■ **Exercise prompt**:
Your task is to give the number of lines in the listing that include "Harmonic", and nothing else.

[Structured figure records]

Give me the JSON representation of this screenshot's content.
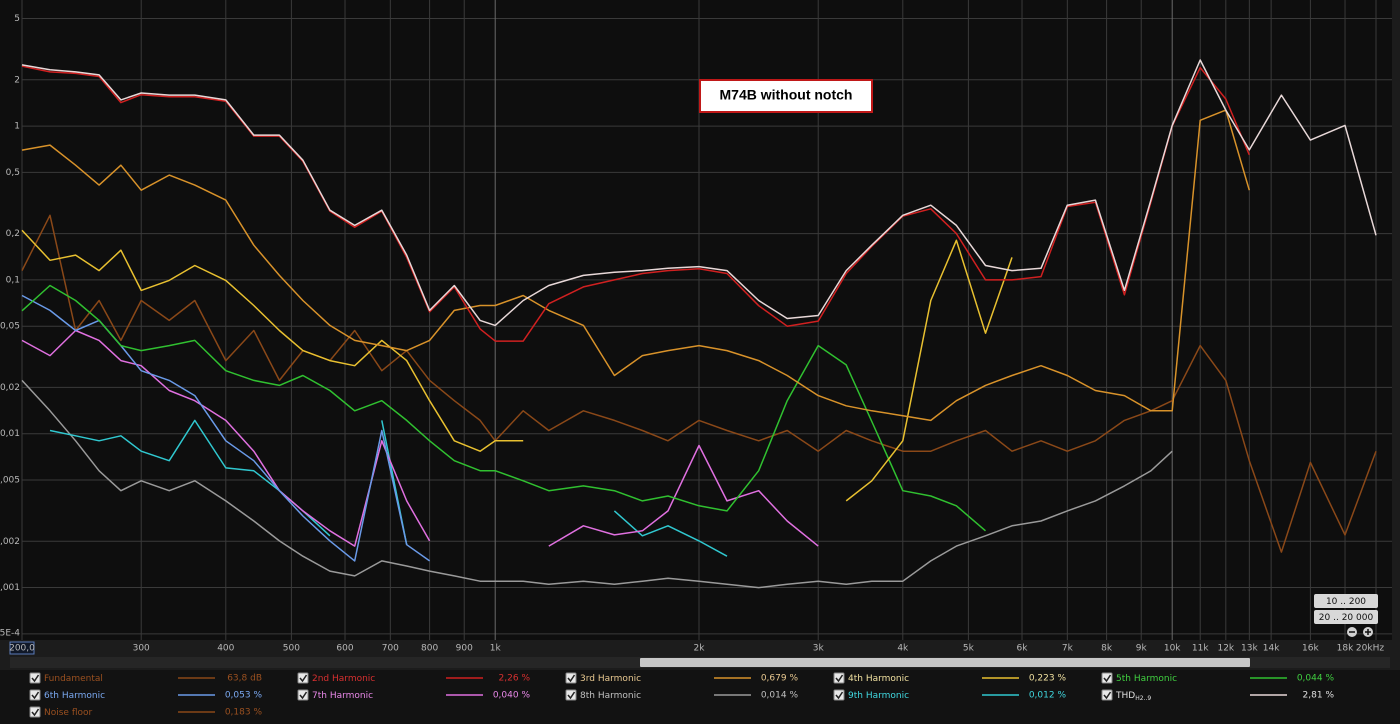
{
  "chart_data": {
    "type": "line",
    "log_x": true,
    "log_y": true,
    "grid": true,
    "annotation": "M74B without notch",
    "xlim": [
      200,
      20000
    ],
    "ylim": [
      0.00047,
      6.6
    ],
    "xticks": [
      {
        "value": 200,
        "label": "200,0"
      },
      300,
      400,
      500,
      600,
      700,
      800,
      900,
      {
        "value": 1000,
        "label": "1k"
      },
      {
        "value": 2000,
        "label": "2k"
      },
      {
        "value": 3000,
        "label": "3k"
      },
      {
        "value": 4000,
        "label": "4k"
      },
      {
        "value": 5000,
        "label": "5k"
      },
      {
        "value": 6000,
        "label": "6k"
      },
      {
        "value": 7000,
        "label": "7k"
      },
      {
        "value": 8000,
        "label": "8k"
      },
      {
        "value": 9000,
        "label": "9k"
      },
      {
        "value": 10000,
        "label": "10k"
      },
      {
        "value": 11000,
        "label": "11k"
      },
      {
        "value": 12000,
        "label": "12k"
      },
      {
        "value": 13000,
        "label": "13k"
      },
      {
        "value": 14000,
        "label": "14k"
      },
      {
        "value": 16000,
        "label": "16k"
      },
      {
        "value": 18000,
        "label": "18k"
      },
      {
        "value": 20000,
        "label": "20kHz"
      }
    ],
    "yticks": [
      5,
      2,
      1,
      {
        "value": 0.5,
        "label": "0,5"
      },
      {
        "value": 0.2,
        "label": "0,2"
      },
      {
        "value": 0.1,
        "label": "0,1"
      },
      {
        "value": 0.05,
        "label": "0,05"
      },
      {
        "value": 0.02,
        "label": "0,02"
      },
      {
        "value": 0.01,
        "label": "0,01"
      },
      {
        "value": 0.005,
        "label": "0,005"
      },
      {
        "value": 0.002,
        "label": "0,002"
      },
      {
        "value": 0.001,
        "label": "0,001"
      },
      {
        "value": 0.0005,
        "label": "5E-4"
      }
    ],
    "x": [
      200,
      220,
      240,
      260,
      280,
      300,
      330,
      360,
      400,
      440,
      480,
      520,
      570,
      620,
      680,
      740,
      800,
      870,
      950,
      1000,
      1100,
      1200,
      1350,
      1500,
      1650,
      1800,
      2000,
      2200,
      2450,
      2700,
      3000,
      3300,
      3600,
      4000,
      4400,
      4800,
      5300,
      5800,
      6400,
      7000,
      7700,
      8500,
      9300,
      10000,
      11000,
      12000,
      13000,
      14500,
      16000,
      18000,
      20000
    ],
    "series": [
      {
        "name": "Fundamental",
        "color": "#8a4818",
        "text_color": "#9a5020",
        "legend_value": "63,8 dB"
      },
      {
        "name": "2nd Harmonic",
        "color": "#d02020",
        "text_color": "#d83030",
        "legend_value": "2,26 %",
        "values": [
          2.45,
          2.25,
          2.2,
          2.1,
          1.42,
          1.6,
          1.55,
          1.55,
          1.45,
          0.86,
          0.86,
          0.59,
          0.28,
          0.22,
          0.28,
          0.14,
          0.062,
          0.09,
          0.048,
          0.04,
          0.04,
          0.07,
          0.09,
          0.1,
          0.11,
          0.115,
          0.118,
          0.11,
          0.068,
          0.05,
          0.054,
          0.11,
          0.165,
          0.26,
          0.29,
          0.2,
          0.1,
          0.1,
          0.105,
          0.3,
          0.32,
          0.08,
          0.32,
          1.0,
          2.4,
          1.5,
          0.65,
          null,
          null,
          null,
          null
        ]
      },
      {
        "name": "3rd Harmonic",
        "color": "#d8922a",
        "text_color": "#e8c890",
        "legend_value": "0,679 %",
        "values": [
          0.698,
          0.752,
          0.557,
          0.413,
          0.557,
          0.383,
          0.48,
          0.413,
          0.33,
          0.168,
          0.107,
          0.0735,
          0.0506,
          0.0404,
          0.0374,
          0.0347,
          0.0404,
          0.0633,
          0.0682,
          0.0682,
          0.0792,
          0.0633,
          0.0506,
          0.0239,
          0.0322,
          0.0347,
          0.0374,
          0.0347,
          0.0299,
          0.0239,
          0.0177,
          0.0152,
          0.0141,
          0.0131,
          0.0122,
          0.0164,
          0.0206,
          0.0239,
          0.0277,
          0.0239,
          0.0191,
          0.0177,
          0.0141,
          0.0141,
          1.09,
          1.27,
          0.383,
          null,
          null,
          null,
          null
        ]
      },
      {
        "name": "4th Harmonic",
        "color": "#e8c030",
        "text_color": "#f0e0a0",
        "legend_value": "0,223 %",
        "values": [
          0.21,
          0.134,
          0.145,
          0.115,
          0.156,
          0.0855,
          0.0993,
          0.124,
          0.0993,
          0.0682,
          0.0469,
          0.0347,
          0.0299,
          0.0277,
          0.0404,
          0.0299,
          0.0164,
          0.009,
          0.0077,
          0.009,
          0.009,
          null,
          null,
          null,
          null,
          null,
          null,
          null,
          null,
          null,
          null,
          0.00366,
          0.00494,
          0.009,
          0.0735,
          0.181,
          0.045,
          0.14,
          null,
          null,
          null,
          null,
          null,
          null,
          null,
          null,
          null,
          null,
          null,
          null,
          null
        ]
      },
      {
        "name": "5th Harmonic",
        "color": "#30c030",
        "text_color": "#40d040",
        "legend_value": "0,044 %",
        "values": [
          0.063,
          0.092,
          0.0735,
          0.0545,
          0.0374,
          0.0347,
          0.0374,
          0.0404,
          0.0257,
          0.0222,
          0.0206,
          0.0239,
          0.0191,
          0.0141,
          0.0164,
          0.0122,
          0.009,
          0.00668,
          0.00575,
          0.00575,
          0.00494,
          0.00426,
          0.00458,
          0.00426,
          0.00366,
          0.00394,
          0.0034,
          0.00315,
          0.00575,
          0.0164,
          0.0374,
          0.028,
          0.012,
          0.00426,
          0.00394,
          0.0034,
          0.00234,
          null,
          null,
          null,
          null,
          null,
          null,
          null,
          null,
          null,
          null,
          null,
          null,
          null,
          null
        ]
      },
      {
        "name": "6th Harmonic",
        "color": "#6a9ae8",
        "text_color": "#7aa8f0",
        "legend_value": "0,053 %",
        "values": [
          0.0792,
          0.0633,
          0.0469,
          0.0545,
          0.0374,
          0.0257,
          0.0222,
          0.0177,
          0.009,
          0.00668,
          0.00426,
          0.00292,
          0.00201,
          0.00149,
          0.0105,
          0.0019,
          0.00149,
          null,
          null,
          null,
          null,
          null,
          null,
          null,
          null,
          null,
          null,
          null,
          null,
          null,
          null,
          null,
          null,
          null,
          null,
          null,
          null,
          null,
          null,
          null,
          null,
          null,
          null,
          null,
          null,
          null,
          null,
          null,
          null,
          null,
          null
        ]
      },
      {
        "name": "7th Harmonic",
        "color": "#e070e0",
        "text_color": "#e888e8",
        "legend_value": "0,040 %",
        "values": [
          0.0404,
          0.0322,
          0.0469,
          0.0404,
          0.0299,
          0.0277,
          0.0191,
          0.0164,
          0.0122,
          0.0077,
          0.00426,
          0.00315,
          0.00234,
          0.00186,
          0.009,
          0.00366,
          0.00201,
          null,
          null,
          null,
          null,
          0.00186,
          0.00252,
          0.0022,
          0.00234,
          0.00315,
          0.00838,
          0.00366,
          0.00426,
          0.00271,
          0.00186,
          null,
          null,
          null,
          null,
          null,
          null,
          null,
          null,
          null,
          null,
          null,
          null,
          null,
          null,
          null,
          null,
          null,
          null,
          null,
          null
        ]
      },
      {
        "name": "8th Harmonic",
        "color": "#9a9a9a",
        "text_color": "#c0c0c0",
        "legend_value": "0,014 %",
        "values": [
          0.0222,
          0.0141,
          0.009,
          0.00574,
          0.00426,
          0.00494,
          0.00426,
          0.00494,
          0.00366,
          0.00271,
          0.00201,
          0.0016,
          0.00128,
          0.00119,
          0.00149,
          0.00138,
          0.00128,
          0.00119,
          0.0011,
          0.0011,
          0.0011,
          0.00105,
          0.0011,
          0.00105,
          0.0011,
          0.00115,
          0.0011,
          0.00105,
          0.001,
          0.00105,
          0.0011,
          0.00105,
          0.0011,
          0.0011,
          0.00149,
          0.00186,
          0.00217,
          0.00252,
          0.00271,
          0.00315,
          0.00366,
          0.00458,
          0.00574,
          0.0077,
          null,
          null,
          null,
          null,
          null,
          null,
          null
        ]
      },
      {
        "name": "9th Harmonic",
        "color": "#30c8d0",
        "text_color": "#40d8e0",
        "legend_value": "0,012 %",
        "values": [
          null,
          0.0105,
          0.0097,
          0.009,
          0.0097,
          0.0077,
          0.00668,
          0.0122,
          0.006,
          0.00574,
          0.00426,
          0.00315,
          0.00217,
          null,
          0.0122,
          0.0019,
          null,
          null,
          null,
          null,
          null,
          null,
          null,
          0.00315,
          0.00217,
          0.00252,
          0.00201,
          0.0016,
          null,
          null,
          null,
          null,
          null,
          null,
          null,
          null,
          null,
          null,
          null,
          null,
          null,
          null,
          null,
          null,
          null,
          null,
          null,
          null,
          null,
          null,
          null
        ]
      },
      {
        "name": "THD",
        "name_sub": "H2..9",
        "color": "#e8d8d8",
        "text_color": "#e0e0e0",
        "legend_value": "2,81 %",
        "values": [
          2.5,
          2.32,
          2.25,
          2.15,
          1.48,
          1.64,
          1.59,
          1.59,
          1.48,
          0.874,
          0.874,
          0.6,
          0.284,
          0.226,
          0.284,
          0.145,
          0.0633,
          0.092,
          0.0545,
          0.0506,
          0.0735,
          0.092,
          0.107,
          0.112,
          0.115,
          0.119,
          0.122,
          0.115,
          0.0735,
          0.0561,
          0.0587,
          0.115,
          0.168,
          0.263,
          0.306,
          0.226,
          0.124,
          0.115,
          0.119,
          0.306,
          0.33,
          0.0855,
          0.33,
          1.01,
          2.69,
          1.27,
          0.7,
          1.59,
          0.81,
          1.01,
          0.195
        ]
      },
      {
        "name": "Noise floor",
        "color": "#8a4818",
        "text_color": "#9a5020",
        "legend_value": "0,183 %",
        "values": [
          0.115,
          0.263,
          0.0469,
          0.0735,
          0.0404,
          0.0735,
          0.0545,
          0.0735,
          0.0299,
          0.0469,
          0.0222,
          0.0347,
          0.0299,
          0.0469,
          0.0257,
          0.0347,
          0.0222,
          0.0164,
          0.0122,
          0.009,
          0.0141,
          0.0105,
          0.0141,
          0.0122,
          0.0105,
          0.009,
          0.0122,
          0.0105,
          0.009,
          0.0105,
          0.0077,
          0.0105,
          0.009,
          0.0077,
          0.0077,
          0.009,
          0.0105,
          0.0077,
          0.009,
          0.0077,
          0.009,
          0.0122,
          0.0141,
          0.0164,
          0.0374,
          0.0222,
          0.00668,
          0.0017,
          0.0065,
          0.0022,
          0.0077
        ]
      }
    ]
  },
  "controls": {
    "range_buttons": [
      "10 .. 200",
      "20 .. 20 000"
    ]
  }
}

■ **Full response**:
8